■ Dataset items:
▼▼▼

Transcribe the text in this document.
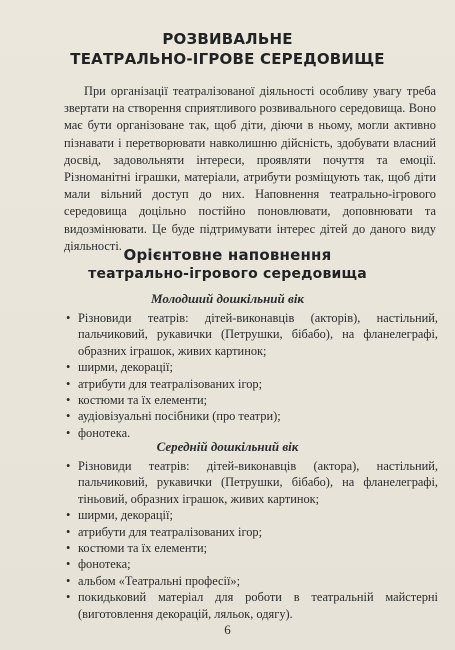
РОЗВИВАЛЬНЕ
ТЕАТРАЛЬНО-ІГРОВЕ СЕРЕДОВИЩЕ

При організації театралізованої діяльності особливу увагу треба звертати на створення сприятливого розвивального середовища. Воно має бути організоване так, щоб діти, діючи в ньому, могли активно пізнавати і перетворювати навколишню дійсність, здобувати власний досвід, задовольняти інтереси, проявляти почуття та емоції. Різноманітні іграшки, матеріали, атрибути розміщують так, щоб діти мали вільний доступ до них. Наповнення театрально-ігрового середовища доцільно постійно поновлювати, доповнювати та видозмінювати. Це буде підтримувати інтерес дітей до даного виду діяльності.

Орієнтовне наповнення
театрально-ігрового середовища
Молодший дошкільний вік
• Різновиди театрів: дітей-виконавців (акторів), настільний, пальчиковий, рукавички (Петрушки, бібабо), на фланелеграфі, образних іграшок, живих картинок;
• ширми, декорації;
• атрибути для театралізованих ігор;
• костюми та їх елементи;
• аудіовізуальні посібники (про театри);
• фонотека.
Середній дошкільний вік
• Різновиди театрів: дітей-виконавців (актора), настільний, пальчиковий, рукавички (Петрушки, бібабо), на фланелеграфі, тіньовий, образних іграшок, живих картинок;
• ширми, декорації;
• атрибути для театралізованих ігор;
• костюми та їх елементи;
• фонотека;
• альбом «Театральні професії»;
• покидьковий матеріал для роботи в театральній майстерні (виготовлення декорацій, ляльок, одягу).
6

▲▲▲
▼▼▼

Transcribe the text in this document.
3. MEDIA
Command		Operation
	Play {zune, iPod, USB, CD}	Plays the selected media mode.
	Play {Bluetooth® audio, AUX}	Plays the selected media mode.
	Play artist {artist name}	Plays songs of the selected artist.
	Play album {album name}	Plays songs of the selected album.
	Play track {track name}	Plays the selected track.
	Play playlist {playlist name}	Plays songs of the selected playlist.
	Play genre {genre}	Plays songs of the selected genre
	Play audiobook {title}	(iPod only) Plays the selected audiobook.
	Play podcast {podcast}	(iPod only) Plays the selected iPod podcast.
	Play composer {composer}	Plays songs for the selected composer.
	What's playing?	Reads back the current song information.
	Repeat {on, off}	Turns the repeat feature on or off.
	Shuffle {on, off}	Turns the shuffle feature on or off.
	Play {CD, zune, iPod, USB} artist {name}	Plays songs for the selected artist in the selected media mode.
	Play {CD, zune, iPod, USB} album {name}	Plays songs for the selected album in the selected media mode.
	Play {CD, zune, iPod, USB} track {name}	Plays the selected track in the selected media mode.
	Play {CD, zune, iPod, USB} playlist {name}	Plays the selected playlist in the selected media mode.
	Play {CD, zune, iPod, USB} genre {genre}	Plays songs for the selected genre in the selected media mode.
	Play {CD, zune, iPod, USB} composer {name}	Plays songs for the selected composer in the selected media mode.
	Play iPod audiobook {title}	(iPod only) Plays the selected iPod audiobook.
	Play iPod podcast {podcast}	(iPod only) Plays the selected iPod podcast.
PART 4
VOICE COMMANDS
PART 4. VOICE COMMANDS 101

▲▲▲

■ WHAT TO DO:
Copy out all lines above that include the string "Turns".

■ ANSWER FOR THIS EXERCISE:
	Repeat {on, off}	Turns the repeat feature on or off.
	Shuffle {on, off}	Turns the shuffle feature on or off.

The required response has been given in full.